◆ YOUR TASK
Reproduce the listing word for word, leaving every picture behind.
===
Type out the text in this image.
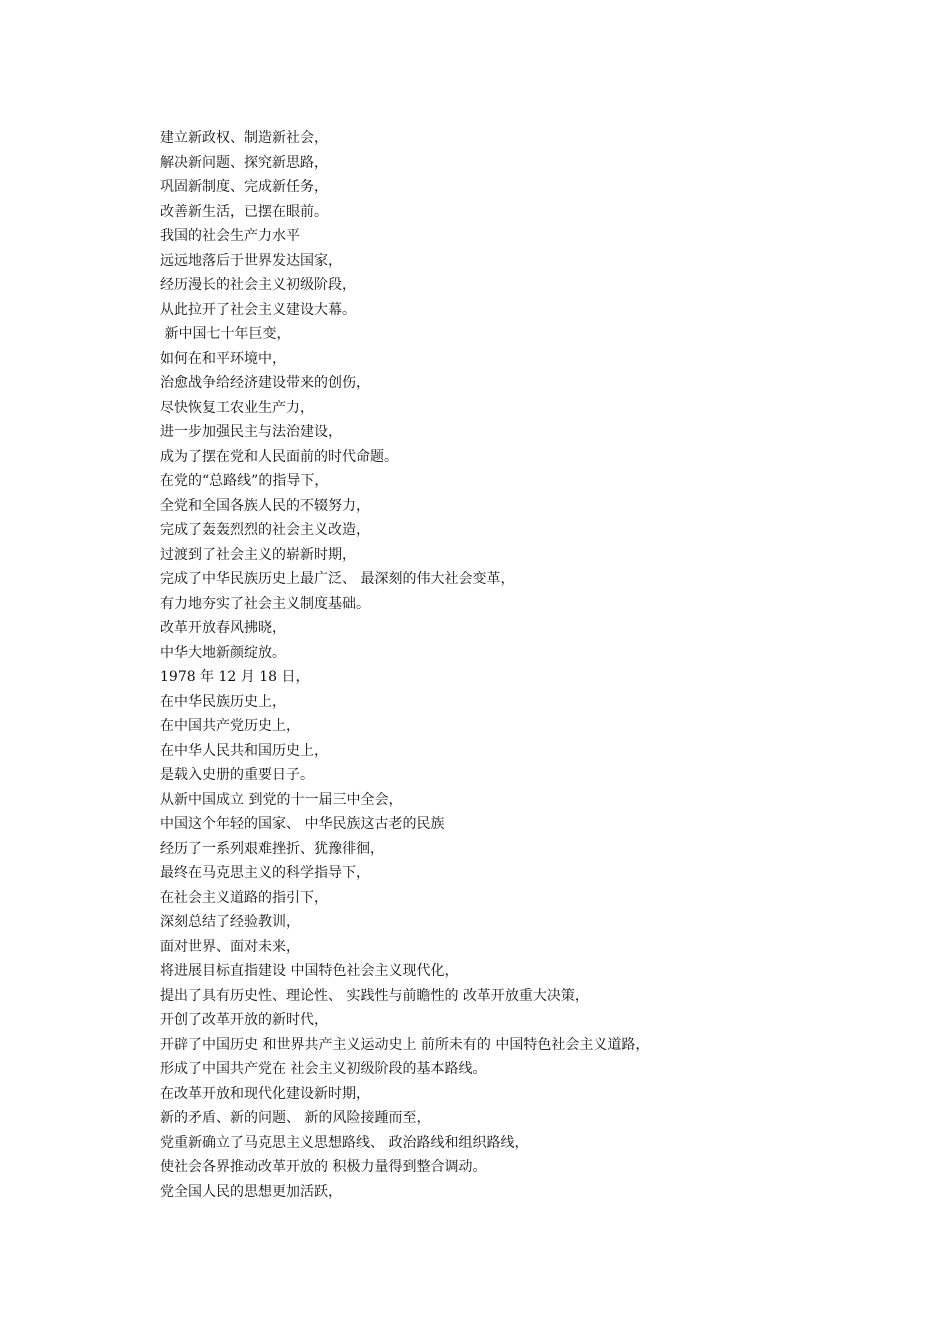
建立新政权、制造新社会，
解决新问题、探究新思路，
巩固新制度、完成新任务，
改善新生活，已摆在眼前。
我国的社会生产力水平
远远地落后于世界发达国家，
经历漫长的社会主义初级阶段，
从此拉开了社会主义建设大幕。
新中国七十年巨变，
如何在和平环境中，
治愈战争给经济建设带来的创伤，
尽快恢复工农业生产力，
进一步加强民主与法治建设，
成为了摆在党和人民面前的时代命题。
在党的“总路线”的指导下，
全党和全国各族人民的不辍努力，
完成了轰轰烈烈的社会主义改造，
过渡到了社会主义的崭新时期，
完成了中华民族历史上最广泛、 最深刻的伟大社会变革，
有力地夯实了社会主义制度基础。
改革开放春风拂晓，
中华大地新颜绽放。
1978 年 12 月 18 日，
在中华民族历史上，
在中国共产党历史上，
在中华人民共和国历史上，
是载入史册的重要日子。
从新中国成立 到党的十一届三中全会，
中国这个年轻的国家、 中华民族这古老的民族
经历了一系列艰难挫折、犹豫徘徊，
最终在马克思主义的科学指导下，
在社会主义道路的指引下，
深刻总结了经验教训，
面对世界、面对未来，
将进展目标直指建设 中国特色社会主义现代化，
提出了具有历史性、理论性、 实践性与前瞻性的 改革开放重大决策，
开创了改革开放的新时代，
开辟了中国历史 和世界共产主义运动史上 前所未有的 中国特色社会主义道路，
形成了中国共产党在 社会主义初级阶段的基本路线。
在改革开放和现代化建设新时期，
新的矛盾、新的问题、 新的风险接踵而至，
党重新确立了马克思主义思想路线、 政治路线和组织路线，
使社会各界推动改革开放的 积极力量得到整合调动。
党全国人民的思想更加活跃，
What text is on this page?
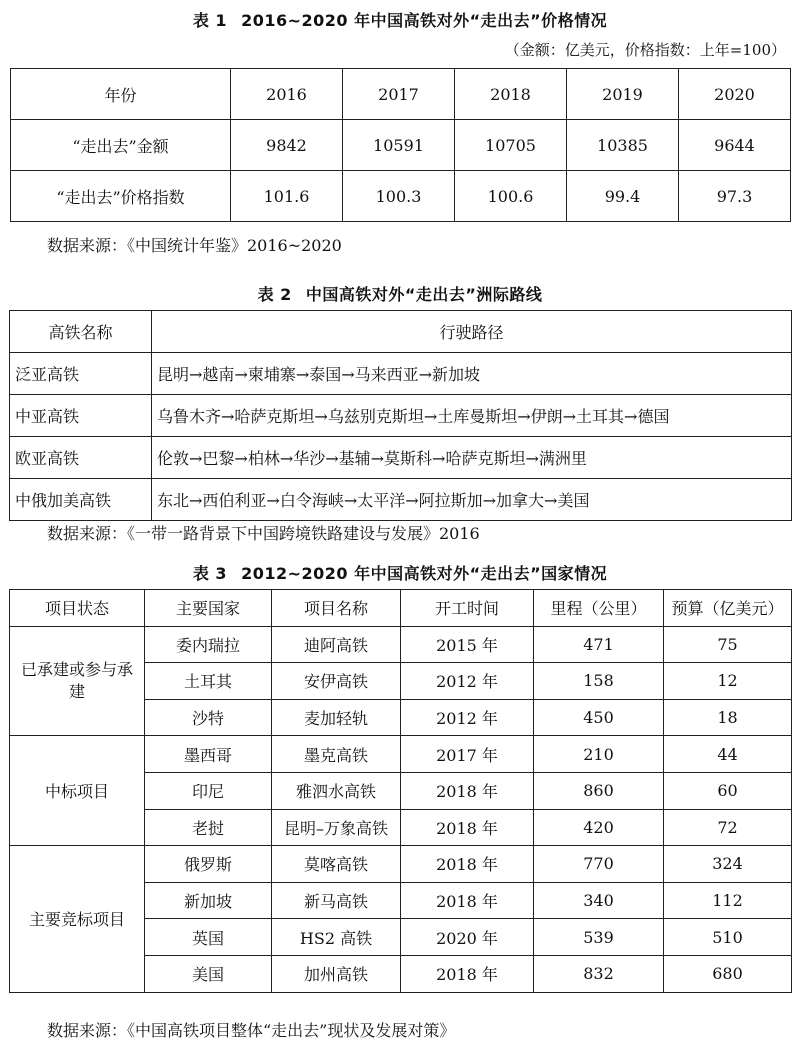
表 1 2016~2020 年中国高铁对外“走出去”价格情况
（金额：亿美元，价格指数：上年=100）
年份	2016	2017	2018	2019	2020
“走出去”金额	9842	10591	10705	10385	9644
“走出去”价格指数	101.6	100.3	100.6	99.4	97.3
数据来源：《中国统计年鉴》2016~2020
表 2 中国高铁对外“走出去”洲际路线
高铁名称	行驶路径
泛亚高铁	昆明→越南→柬埔寨→泰国→马来西亚→新加坡
中亚高铁	乌鲁木齐→哈萨克斯坦→乌兹别克斯坦→土库曼斯坦→伊朗→土耳其→德国
欧亚高铁	伦敦→巴黎→柏林→华沙→基辅→莫斯科→哈萨克斯坦→满洲里
中俄加美高铁	东北→西伯利亚→白令海峡→太平洋→阿拉斯加→加拿大→美国
数据来源：《一带一路背景下中国跨境铁路建设与发展》2016
表 3 2012~2020 年中国高铁对外“走出去”国家情况
项目状态	主要国家	项目名称	开工时间	里程（公里）	预算（亿美元）
已承建或参与承建	委内瑞拉	迪阿高铁	2015 年	471	75
	土耳其	安伊高铁	2012 年	158	12
	沙特	麦加轻轨	2012 年	450	18
中标项目	墨西哥	墨克高铁	2017 年	210	44
	印尼	雅泗水高铁	2018 年	860	60
	老挝	昆明–万象高铁	2018 年	420	72
主要竞标项目	俄罗斯	莫喀高铁	2018 年	770	324
	新加坡	新马高铁	2018 年	340	112
	英国	HS2 高铁	2020 年	539	510
	美国	加州高铁	2018 年	832	680
数据来源：《中国高铁项目整体“走出去”现状及发展对策》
===
◆ FINAL RESULT
Type out the text in this image.
建立新政权、制造新社会，
解决新问题、探究新思路，
巩固新制度、完成新任务，
改善新生活，已摆在眼前。
我国的社会生产力水平
远远地落后于世界发达国家，
经历漫长的社会主义初级阶段，
从此拉开了社会主义建设大幕。
新中国七十年巨变，
如何在和平环境中，
治愈战争给经济建设带来的创伤，
尽快恢复工农业生产力，
进一步加强民主与法治建设，
成为了摆在党和人民面前的时代命题。
在党的“总路线”的指导下，
全党和全国各族人民的不辍努力，
完成了轰轰烈烈的社会主义改造，
过渡到了社会主义的崭新时期，
完成了中华民族历史上最广泛、 最深刻的伟大社会变革，
有力地夯实了社会主义制度基础。
改革开放春风拂晓，
中华大地新颜绽放。
1978 年 12 月 18 日，
在中华民族历史上，
在中国共产党历史上，
在中华人民共和国历史上，
是载入史册的重要日子。
从新中国成立 到党的十一届三中全会，
中国这个年轻的国家、 中华民族这古老的民族
经历了一系列艰难挫折、犹豫徘徊，
最终在马克思主义的科学指导下，
在社会主义道路的指引下，
深刻总结了经验教训，
面对世界、面对未来，
将进展目标直指建设 中国特色社会主义现代化，
提出了具有历史性、理论性、 实践性与前瞻性的 改革开放重大决策，
开创了改革开放的新时代，
开辟了中国历史 和世界共产主义运动史上 前所未有的 中国特色社会主义道路，
形成了中国共产党在 社会主义初级阶段的基本路线。
在改革开放和现代化建设新时期，
新的矛盾、新的问题、 新的风险接踵而至，
党重新确立了马克思主义思想路线、 政治路线和组织路线，
使社会各界推动改革开放的 积极力量得到整合调动。
党全国人民的思想更加活跃，
What text is on this page?
表 1 2016~2020 年中国高铁对外“走出去”价格情况
（金额：亿美元，价格指数：上年=100）
年份	2016	2017	2018	2019	2020
“走出去”金额	9842	10591	10705	10385	9644
“走出去”价格指数	101.6	100.3	100.6	99.4	97.3
数据来源：《中国统计年鉴》2016~2020
表 2 中国高铁对外“走出去”洲际路线
高铁名称	行驶路径
泛亚高铁	昆明→越南→柬埔寨→泰国→马来西亚→新加坡
中亚高铁	乌鲁木齐→哈萨克斯坦→乌兹别克斯坦→土库曼斯坦→伊朗→土耳其→德国
欧亚高铁	伦敦→巴黎→柏林→华沙→基辅→莫斯科→哈萨克斯坦→满洲里
中俄加美高铁	东北→西伯利亚→白令海峡→太平洋→阿拉斯加→加拿大→美国
数据来源：《一带一路背景下中国跨境铁路建设与发展》2016
表 3 2012~2020 年中国高铁对外“走出去”国家情况
项目状态	主要国家	项目名称	开工时间	里程（公里）	预算（亿美元）
已承建或参与承建	委内瑞拉	迪阿高铁	2015 年	471	75
	土耳其	安伊高铁	2012 年	158	12
	沙特	麦加轻轨	2012 年	450	18
中标项目	墨西哥	墨克高铁	2017 年	210	44
	印尼	雅泗水高铁	2018 年	860	60
	老挝	昆明–万象高铁	2018 年	420	72
主要竞标项目	俄罗斯	莫喀高铁	2018 年	770	324
	新加坡	新马高铁	2018 年	340	112
	英国	HS2 高铁	2020 年	539	510
	美国	加州高铁	2018 年	832	680
数据来源：《中国高铁项目整体“走出去”现状及发展对策》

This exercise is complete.